Given instruction
Each line that follows is to be retyped exactly.

═════ Data shown ═════

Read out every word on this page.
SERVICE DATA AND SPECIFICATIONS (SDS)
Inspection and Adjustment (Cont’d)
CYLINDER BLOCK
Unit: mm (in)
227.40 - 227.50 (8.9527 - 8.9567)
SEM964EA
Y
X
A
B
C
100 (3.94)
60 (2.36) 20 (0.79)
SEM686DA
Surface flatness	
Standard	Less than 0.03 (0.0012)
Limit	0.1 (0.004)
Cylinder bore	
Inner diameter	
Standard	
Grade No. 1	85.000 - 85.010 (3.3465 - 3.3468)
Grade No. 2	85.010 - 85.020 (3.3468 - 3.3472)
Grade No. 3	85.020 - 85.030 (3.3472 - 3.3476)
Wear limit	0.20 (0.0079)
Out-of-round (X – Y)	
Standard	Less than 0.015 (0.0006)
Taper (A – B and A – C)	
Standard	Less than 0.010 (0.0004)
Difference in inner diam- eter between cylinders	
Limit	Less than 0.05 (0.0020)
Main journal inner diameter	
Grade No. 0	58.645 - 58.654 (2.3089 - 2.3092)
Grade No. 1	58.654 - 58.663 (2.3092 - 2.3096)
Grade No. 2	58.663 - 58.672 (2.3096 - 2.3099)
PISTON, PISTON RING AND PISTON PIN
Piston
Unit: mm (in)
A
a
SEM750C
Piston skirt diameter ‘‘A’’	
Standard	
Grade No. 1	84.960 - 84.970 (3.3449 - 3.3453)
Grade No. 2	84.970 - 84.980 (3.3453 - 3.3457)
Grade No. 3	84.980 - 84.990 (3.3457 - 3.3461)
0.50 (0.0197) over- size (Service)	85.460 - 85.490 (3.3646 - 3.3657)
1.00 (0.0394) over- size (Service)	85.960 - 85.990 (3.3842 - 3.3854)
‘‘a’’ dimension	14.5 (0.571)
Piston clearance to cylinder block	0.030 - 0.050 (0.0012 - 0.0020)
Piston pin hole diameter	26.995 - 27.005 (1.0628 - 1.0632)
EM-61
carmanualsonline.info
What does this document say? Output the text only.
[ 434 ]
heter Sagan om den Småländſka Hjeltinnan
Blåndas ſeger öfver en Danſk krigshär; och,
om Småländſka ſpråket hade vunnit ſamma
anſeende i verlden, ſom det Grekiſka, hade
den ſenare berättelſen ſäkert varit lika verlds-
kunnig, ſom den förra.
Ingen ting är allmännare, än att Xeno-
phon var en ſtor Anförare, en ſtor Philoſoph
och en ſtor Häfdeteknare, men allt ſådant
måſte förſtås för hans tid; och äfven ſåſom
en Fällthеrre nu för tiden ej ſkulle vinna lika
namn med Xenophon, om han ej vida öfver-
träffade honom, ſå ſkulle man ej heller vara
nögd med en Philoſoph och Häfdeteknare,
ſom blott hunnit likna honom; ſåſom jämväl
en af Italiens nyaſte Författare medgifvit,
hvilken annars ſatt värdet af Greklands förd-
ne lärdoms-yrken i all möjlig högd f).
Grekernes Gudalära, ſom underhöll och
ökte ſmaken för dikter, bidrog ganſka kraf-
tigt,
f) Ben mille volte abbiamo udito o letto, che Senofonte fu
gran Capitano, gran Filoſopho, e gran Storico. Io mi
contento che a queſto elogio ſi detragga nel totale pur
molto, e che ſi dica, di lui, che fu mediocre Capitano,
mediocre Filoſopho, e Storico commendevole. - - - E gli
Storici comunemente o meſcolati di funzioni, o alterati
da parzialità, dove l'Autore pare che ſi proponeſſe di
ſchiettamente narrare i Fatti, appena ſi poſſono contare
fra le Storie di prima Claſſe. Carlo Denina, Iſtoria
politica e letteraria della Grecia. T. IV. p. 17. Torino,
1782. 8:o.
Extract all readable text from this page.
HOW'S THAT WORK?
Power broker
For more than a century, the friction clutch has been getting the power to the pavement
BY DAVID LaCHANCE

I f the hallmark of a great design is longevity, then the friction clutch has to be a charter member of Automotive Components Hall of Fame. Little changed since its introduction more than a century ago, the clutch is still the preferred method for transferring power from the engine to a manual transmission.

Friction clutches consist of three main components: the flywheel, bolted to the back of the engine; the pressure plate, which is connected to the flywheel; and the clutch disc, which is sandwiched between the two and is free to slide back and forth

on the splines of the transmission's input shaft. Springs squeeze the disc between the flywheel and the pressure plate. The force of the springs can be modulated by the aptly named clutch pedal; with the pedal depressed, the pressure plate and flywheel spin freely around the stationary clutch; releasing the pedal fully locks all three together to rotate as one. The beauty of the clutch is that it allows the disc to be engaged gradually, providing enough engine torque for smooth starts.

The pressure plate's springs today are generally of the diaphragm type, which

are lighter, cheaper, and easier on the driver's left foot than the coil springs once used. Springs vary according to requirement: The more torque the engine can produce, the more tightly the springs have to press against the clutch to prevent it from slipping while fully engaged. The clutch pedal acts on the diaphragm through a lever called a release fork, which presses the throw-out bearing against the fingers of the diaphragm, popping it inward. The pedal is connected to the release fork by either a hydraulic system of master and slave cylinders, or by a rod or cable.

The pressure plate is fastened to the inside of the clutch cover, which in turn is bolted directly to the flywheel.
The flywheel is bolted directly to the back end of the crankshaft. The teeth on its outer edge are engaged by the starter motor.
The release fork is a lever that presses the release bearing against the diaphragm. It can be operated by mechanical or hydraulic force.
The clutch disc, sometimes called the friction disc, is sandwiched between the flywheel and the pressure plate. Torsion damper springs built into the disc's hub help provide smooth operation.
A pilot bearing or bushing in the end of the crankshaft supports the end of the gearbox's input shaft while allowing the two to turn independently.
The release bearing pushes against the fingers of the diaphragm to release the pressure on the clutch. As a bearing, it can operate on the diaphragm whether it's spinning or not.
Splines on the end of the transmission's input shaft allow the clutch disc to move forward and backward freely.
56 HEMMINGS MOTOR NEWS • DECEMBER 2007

═════

Solution for this task
Read out every word on this page.
SERVICE DATA AND SPECIFICATIONS (SDS)
Inspection and Adjustment (Cont’d)
CYLINDER BLOCK
Unit: mm (in)
227.40 - 227.50 (8.9527 - 8.9567)
SEM964EA
Y
X
A
B
C
100 (3.94)
60 (2.36) 20 (0.79)
SEM686DA
Surface flatness	
Standard	Less than 0.03 (0.0012)
Limit	0.1 (0.004)
Cylinder bore	
Inner diameter	
Standard	
Grade No. 1	85.000 - 85.010 (3.3465 - 3.3468)
Grade No. 2	85.010 - 85.020 (3.3468 - 3.3472)
Grade No. 3	85.020 - 85.030 (3.3472 - 3.3476)
Wear limit	0.20 (0.0079)
Out-of-round (X – Y)	
Standard	Less than 0.015 (0.0006)
Taper (A – B and A – C)	
Standard	Less than 0.010 (0.0004)
Difference in inner diam- eter between cylinders	
Limit	Less than 0.05 (0.0020)
Main journal inner diameter	
Grade No. 0	58.645 - 58.654 (2.3089 - 2.3092)
Grade No. 1	58.654 - 58.663 (2.3092 - 2.3096)
Grade No. 2	58.663 - 58.672 (2.3096 - 2.3099)
PISTON, PISTON RING AND PISTON PIN
Piston
Unit: mm (in)
A
a
SEM750C
Piston skirt diameter ‘‘A’’	
Standard	
Grade No. 1	84.960 - 84.970 (3.3449 - 3.3453)
Grade No. 2	84.970 - 84.980 (3.3453 - 3.3457)
Grade No. 3	84.980 - 84.990 (3.3457 - 3.3461)
0.50 (0.0197) over- size (Service)	85.460 - 85.490 (3.3646 - 3.3657)
1.00 (0.0394) over- size (Service)	85.960 - 85.990 (3.3842 - 3.3854)
‘‘a’’ dimension	14.5 (0.571)
Piston clearance to cylinder block	0.030 - 0.050 (0.0012 - 0.0020)
Piston pin hole diameter	26.995 - 27.005 (1.0628 - 1.0632)
EM-61
carmanualsonline.info
What does this document say? Output the text only.
[ 434 ]
heter Sagan om den Småländſka Hjeltinnan
Blåndas ſeger öfver en Danſk krigshär; och,
om Småländſka ſpråket hade vunnit ſamma
anſeende i verlden, ſom det Grekiſka, hade
den ſenare berättelſen ſäkert varit lika verlds-
kunnig, ſom den förra.
Ingen ting är allmännare, än att Xeno-
phon var en ſtor Anförare, en ſtor Philoſoph
och en ſtor Häfdeteknare, men allt ſådant
måſte förſtås för hans tid; och äfven ſåſom
en Fällthеrre nu för tiden ej ſkulle vinna lika
namn med Xenophon, om han ej vida öfver-
träffade honom, ſå ſkulle man ej heller vara
nögd med en Philoſoph och Häfdeteknare,
ſom blott hunnit likna honom; ſåſom jämväl
en af Italiens nyaſte Författare medgifvit,
hvilken annars ſatt värdet af Greklands förd-
ne lärdoms-yrken i all möjlig högd f).
Grekernes Gudalära, ſom underhöll och
ökte ſmaken för dikter, bidrog ganſka kraf-
tigt,
f) Ben mille volte abbiamo udito o letto, che Senofonte fu
gran Capitano, gran Filoſopho, e gran Storico. Io mi
contento che a queſto elogio ſi detragga nel totale pur
molto, e che ſi dica, di lui, che fu mediocre Capitano,
mediocre Filoſopho, e Storico commendevole. - - - E gli
Storici comunemente o meſcolati di funzioni, o alterati
da parzialità, dove l'Autore pare che ſi proponeſſe di
ſchiettamente narrare i Fatti, appena ſi poſſono contare
fra le Storie di prima Claſſe. Carlo Denina, Iſtoria
politica e letteraria della Grecia. T. IV. p. 17. Torino,
1782. 8:o.
Extract all readable text from this page.
HOW'S THAT WORK?
Power broker
For more than a century, the friction clutch has been getting the power to the pavement
BY DAVID LaCHANCE

I f the hallmark of a great design is longevity, then the friction clutch has to be a charter member of Automotive Components Hall of Fame. Little changed since its introduction more than a century ago, the clutch is still the preferred method for transferring power from the engine to a manual transmission.

Friction clutches consist of three main components: the flywheel, bolted to the back of the engine; the pressure plate, which is connected to the flywheel; and the clutch disc, which is sandwiched between the two and is free to slide back and forth

on the splines of the transmission's input shaft. Springs squeeze the disc between the flywheel and the pressure plate. The force of the springs can be modulated by the aptly named clutch pedal; with the pedal depressed, the pressure plate and flywheel spin freely around the stationary clutch; releasing the pedal fully locks all three together to rotate as one. The beauty of the clutch is that it allows the disc to be engaged gradually, providing enough engine torque for smooth starts.

The pressure plate's springs today are generally of the diaphragm type, which

are lighter, cheaper, and easier on the driver's left foot than the coil springs once used. Springs vary according to requirement: The more torque the engine can produce, the more tightly the springs have to press against the clutch to prevent it from slipping while fully engaged. The clutch pedal acts on the diaphragm through a lever called a release fork, which presses the throw-out bearing against the fingers of the diaphragm, popping it inward. The pedal is connected to the release fork by either a hydraulic system of master and slave cylinders, or by a rod or cable.

The pressure plate is fastened to the inside of the clutch cover, which in turn is bolted directly to the flywheel.
The flywheel is bolted directly to the back end of the crankshaft. The teeth on its outer edge are engaged by the starter motor.
The release fork is a lever that presses the release bearing against the diaphragm. It can be operated by mechanical or hydraulic force.
The clutch disc, sometimes called the friction disc, is sandwiched between the flywheel and the pressure plate. Torsion damper springs built into the disc's hub help provide smooth operation.
A pilot bearing or bushing in the end of the crankshaft supports the end of the gearbox's input shaft while allowing the two to turn independently.
The release bearing pushes against the fingers of the diaphragm to release the pressure on the clutch. As a bearing, it can operate on the diaphragm whether it's spinning or not.
Splines on the end of the transmission's input shaft allow the clutch disc to move forward and backward freely.
56 HEMMINGS MOTOR NEWS • DECEMBER 2007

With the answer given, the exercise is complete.